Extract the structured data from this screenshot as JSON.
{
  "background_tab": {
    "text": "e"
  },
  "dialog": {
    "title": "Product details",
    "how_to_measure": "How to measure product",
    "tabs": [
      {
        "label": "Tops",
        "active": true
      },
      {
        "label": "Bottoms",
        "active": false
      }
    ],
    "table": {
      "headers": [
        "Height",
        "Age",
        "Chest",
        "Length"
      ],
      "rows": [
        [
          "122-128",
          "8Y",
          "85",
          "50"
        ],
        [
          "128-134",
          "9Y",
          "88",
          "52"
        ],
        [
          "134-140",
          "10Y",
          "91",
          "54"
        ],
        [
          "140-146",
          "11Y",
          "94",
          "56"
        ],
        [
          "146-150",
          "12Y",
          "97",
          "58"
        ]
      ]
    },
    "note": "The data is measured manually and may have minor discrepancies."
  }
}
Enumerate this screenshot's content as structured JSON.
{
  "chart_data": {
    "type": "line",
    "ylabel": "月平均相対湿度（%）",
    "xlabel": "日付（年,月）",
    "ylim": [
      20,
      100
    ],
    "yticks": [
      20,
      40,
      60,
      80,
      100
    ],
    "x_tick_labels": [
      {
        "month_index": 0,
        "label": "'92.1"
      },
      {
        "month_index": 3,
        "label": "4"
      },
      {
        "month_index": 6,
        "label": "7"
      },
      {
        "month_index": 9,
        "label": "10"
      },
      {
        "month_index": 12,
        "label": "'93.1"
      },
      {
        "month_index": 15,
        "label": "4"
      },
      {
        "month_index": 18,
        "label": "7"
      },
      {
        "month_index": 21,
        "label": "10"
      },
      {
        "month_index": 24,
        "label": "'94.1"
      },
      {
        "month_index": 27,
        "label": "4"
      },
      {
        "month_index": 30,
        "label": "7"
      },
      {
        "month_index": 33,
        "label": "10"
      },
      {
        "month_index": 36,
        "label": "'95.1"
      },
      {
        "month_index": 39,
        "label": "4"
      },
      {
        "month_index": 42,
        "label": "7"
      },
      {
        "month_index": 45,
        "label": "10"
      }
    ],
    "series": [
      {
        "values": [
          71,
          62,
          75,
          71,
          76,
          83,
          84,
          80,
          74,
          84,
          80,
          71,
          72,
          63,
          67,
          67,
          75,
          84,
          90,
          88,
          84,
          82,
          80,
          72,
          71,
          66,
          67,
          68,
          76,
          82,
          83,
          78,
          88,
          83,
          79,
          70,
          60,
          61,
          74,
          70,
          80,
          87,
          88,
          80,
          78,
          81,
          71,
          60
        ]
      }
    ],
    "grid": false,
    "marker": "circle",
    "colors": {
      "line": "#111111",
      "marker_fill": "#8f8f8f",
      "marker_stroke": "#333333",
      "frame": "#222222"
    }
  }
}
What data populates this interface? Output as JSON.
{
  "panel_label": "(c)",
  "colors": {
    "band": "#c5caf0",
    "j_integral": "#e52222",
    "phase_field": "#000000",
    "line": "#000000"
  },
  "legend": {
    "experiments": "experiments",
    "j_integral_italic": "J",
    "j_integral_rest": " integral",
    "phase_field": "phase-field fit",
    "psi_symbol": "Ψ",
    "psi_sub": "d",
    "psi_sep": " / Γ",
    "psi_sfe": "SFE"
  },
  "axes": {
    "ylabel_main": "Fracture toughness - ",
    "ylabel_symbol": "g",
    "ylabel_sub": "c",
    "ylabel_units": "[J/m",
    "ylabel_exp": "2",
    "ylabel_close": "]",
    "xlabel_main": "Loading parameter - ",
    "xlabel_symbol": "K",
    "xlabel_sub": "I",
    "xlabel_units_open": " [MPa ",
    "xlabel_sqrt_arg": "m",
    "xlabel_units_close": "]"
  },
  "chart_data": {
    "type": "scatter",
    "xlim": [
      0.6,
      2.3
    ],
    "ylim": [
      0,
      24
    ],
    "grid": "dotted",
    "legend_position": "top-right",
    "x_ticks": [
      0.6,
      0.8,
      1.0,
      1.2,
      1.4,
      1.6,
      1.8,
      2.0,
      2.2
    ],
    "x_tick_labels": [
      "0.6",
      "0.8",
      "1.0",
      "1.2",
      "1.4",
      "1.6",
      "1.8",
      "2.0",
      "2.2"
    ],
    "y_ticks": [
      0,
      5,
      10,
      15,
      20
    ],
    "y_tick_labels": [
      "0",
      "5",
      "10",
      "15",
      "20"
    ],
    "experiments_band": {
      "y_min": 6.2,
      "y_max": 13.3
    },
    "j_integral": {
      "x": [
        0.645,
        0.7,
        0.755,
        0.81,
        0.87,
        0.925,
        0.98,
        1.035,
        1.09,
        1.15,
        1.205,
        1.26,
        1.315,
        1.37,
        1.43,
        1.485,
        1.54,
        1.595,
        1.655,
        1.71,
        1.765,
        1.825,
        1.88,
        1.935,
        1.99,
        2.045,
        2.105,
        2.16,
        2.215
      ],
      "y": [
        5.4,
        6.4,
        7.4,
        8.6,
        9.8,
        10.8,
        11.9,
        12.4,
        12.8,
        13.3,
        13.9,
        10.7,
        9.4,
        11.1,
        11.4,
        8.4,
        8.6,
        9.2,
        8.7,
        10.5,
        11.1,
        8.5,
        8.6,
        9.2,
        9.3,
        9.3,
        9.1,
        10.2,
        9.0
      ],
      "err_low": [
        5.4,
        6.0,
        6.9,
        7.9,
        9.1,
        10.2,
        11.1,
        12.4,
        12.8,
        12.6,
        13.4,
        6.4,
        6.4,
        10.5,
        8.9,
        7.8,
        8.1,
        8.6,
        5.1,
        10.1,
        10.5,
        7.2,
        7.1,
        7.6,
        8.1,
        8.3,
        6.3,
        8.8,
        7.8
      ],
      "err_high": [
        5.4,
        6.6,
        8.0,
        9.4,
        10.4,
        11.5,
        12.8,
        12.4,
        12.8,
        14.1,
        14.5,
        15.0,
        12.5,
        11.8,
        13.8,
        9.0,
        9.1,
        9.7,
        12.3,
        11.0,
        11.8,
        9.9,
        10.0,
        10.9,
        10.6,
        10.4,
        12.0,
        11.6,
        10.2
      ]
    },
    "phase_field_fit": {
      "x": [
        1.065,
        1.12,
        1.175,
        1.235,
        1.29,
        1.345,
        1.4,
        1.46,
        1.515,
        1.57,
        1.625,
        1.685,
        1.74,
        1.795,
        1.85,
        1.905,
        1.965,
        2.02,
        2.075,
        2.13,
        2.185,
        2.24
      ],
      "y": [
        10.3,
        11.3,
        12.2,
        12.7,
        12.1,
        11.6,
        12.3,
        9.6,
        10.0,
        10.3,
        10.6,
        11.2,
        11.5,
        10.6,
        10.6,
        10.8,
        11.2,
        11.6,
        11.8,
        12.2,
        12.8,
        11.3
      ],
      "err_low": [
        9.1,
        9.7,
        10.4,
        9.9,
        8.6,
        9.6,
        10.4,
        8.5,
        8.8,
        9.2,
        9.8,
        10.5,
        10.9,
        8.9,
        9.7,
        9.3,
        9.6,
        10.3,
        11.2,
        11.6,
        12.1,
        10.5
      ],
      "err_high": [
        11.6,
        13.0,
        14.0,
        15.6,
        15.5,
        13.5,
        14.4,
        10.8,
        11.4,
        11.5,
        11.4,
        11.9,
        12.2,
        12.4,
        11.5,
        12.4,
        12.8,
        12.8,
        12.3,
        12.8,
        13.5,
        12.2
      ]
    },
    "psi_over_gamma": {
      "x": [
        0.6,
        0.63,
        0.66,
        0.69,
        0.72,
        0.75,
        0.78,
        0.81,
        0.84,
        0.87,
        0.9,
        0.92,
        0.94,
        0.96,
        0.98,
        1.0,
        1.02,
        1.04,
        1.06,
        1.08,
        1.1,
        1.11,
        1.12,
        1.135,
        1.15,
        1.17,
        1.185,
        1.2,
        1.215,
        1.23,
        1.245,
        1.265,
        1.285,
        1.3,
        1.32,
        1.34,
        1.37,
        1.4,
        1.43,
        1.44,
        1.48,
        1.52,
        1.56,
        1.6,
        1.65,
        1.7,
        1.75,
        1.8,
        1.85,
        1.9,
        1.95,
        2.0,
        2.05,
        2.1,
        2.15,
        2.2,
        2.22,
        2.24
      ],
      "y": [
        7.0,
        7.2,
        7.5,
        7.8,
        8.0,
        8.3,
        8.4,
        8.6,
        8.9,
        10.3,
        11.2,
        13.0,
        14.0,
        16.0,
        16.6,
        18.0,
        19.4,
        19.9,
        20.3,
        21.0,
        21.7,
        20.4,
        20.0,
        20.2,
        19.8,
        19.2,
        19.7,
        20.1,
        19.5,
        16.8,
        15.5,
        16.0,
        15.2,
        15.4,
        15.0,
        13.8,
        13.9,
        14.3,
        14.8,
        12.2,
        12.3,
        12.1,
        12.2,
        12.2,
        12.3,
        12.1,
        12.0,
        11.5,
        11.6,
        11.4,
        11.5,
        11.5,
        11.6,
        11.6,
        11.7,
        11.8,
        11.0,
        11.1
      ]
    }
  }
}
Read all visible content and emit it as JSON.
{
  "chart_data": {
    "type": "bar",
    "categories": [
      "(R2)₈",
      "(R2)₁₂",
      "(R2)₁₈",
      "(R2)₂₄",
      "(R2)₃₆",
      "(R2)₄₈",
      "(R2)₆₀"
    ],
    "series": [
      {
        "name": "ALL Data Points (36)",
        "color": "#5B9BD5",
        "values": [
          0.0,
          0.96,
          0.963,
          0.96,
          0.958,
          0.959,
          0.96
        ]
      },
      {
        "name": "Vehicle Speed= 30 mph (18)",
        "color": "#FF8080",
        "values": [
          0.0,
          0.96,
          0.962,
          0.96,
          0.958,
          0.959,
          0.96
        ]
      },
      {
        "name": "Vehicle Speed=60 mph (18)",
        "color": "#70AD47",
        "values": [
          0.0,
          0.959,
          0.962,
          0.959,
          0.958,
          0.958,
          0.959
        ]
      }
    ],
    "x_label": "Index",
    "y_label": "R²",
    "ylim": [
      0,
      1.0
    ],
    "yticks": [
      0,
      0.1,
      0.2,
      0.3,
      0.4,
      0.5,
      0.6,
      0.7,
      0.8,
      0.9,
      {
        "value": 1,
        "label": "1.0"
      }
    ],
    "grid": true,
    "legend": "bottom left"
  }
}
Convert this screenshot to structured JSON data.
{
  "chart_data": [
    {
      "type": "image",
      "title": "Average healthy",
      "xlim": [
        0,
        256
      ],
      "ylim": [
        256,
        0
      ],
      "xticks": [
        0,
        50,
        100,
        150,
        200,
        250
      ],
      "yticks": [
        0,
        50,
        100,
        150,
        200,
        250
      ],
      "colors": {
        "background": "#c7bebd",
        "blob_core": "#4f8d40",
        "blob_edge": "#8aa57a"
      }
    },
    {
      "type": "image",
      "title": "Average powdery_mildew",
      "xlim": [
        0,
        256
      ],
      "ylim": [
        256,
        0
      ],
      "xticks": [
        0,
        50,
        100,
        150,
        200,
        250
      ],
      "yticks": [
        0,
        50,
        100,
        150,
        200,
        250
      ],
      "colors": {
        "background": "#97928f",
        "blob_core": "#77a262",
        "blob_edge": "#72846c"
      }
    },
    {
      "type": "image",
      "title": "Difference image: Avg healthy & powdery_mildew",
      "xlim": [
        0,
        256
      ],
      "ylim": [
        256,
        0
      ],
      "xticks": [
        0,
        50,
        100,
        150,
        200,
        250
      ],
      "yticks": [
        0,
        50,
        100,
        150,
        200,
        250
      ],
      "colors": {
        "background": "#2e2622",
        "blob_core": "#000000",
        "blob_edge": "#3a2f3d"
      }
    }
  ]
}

=-=-=

Work instructions: Go through the listing above and list every line that has the word "Average".

Response below:
      "title": "Average healthy",
      "title": "Average powdery_mildew",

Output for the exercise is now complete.